[start of STORED ROWS]

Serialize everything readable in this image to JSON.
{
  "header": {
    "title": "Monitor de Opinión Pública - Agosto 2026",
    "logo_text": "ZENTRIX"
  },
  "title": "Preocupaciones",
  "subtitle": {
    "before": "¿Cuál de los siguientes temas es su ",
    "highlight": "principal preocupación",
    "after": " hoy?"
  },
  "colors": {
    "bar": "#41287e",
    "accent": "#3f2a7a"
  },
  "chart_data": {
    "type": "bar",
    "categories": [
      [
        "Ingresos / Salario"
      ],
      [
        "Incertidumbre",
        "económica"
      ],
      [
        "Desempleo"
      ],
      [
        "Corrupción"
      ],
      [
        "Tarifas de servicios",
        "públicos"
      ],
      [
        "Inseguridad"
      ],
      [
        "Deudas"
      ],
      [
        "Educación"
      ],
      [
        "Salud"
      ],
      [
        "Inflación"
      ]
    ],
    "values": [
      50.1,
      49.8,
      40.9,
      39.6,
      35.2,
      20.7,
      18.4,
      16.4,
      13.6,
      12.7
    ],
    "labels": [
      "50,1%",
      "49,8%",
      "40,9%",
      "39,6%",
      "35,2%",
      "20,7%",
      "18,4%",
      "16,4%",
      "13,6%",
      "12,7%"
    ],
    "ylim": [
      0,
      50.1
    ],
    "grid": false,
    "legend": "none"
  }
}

[end of STORED ROWS]

• _YOUR TASK_
The records above should be duplicated in full, exactly as given.

• _FINAL RESULT_
Serialize everything readable in this image to JSON.
{
  "header": {
    "title": "Monitor de Opinión Pública - Agosto 2026",
    "logo_text": "ZENTRIX"
  },
  "title": "Preocupaciones",
  "subtitle": {
    "before": "¿Cuál de los siguientes temas es su ",
    "highlight": "principal preocupación",
    "after": " hoy?"
  },
  "colors": {
    "bar": "#41287e",
    "accent": "#3f2a7a"
  },
  "chart_data": {
    "type": "bar",
    "categories": [
      [
        "Ingresos / Salario"
      ],
      [
        "Incertidumbre",
        "económica"
      ],
      [
        "Desempleo"
      ],
      [
        "Corrupción"
      ],
      [
        "Tarifas de servicios",
        "públicos"
      ],
      [
        "Inseguridad"
      ],
      [
        "Deudas"
      ],
      [
        "Educación"
      ],
      [
        "Salud"
      ],
      [
        "Inflación"
      ]
    ],
    "values": [
      50.1,
      49.8,
      40.9,
      39.6,
      35.2,
      20.7,
      18.4,
      16.4,
      13.6,
      12.7
    ],
    "labels": [
      "50,1%",
      "49,8%",
      "40,9%",
      "39,6%",
      "35,2%",
      "20,7%",
      "18,4%",
      "16,4%",
      "13,6%",
      "12,7%"
    ],
    "ylim": [
      0,
      50.1
    ],
    "grid": false,
    "legend": "none"
  }
}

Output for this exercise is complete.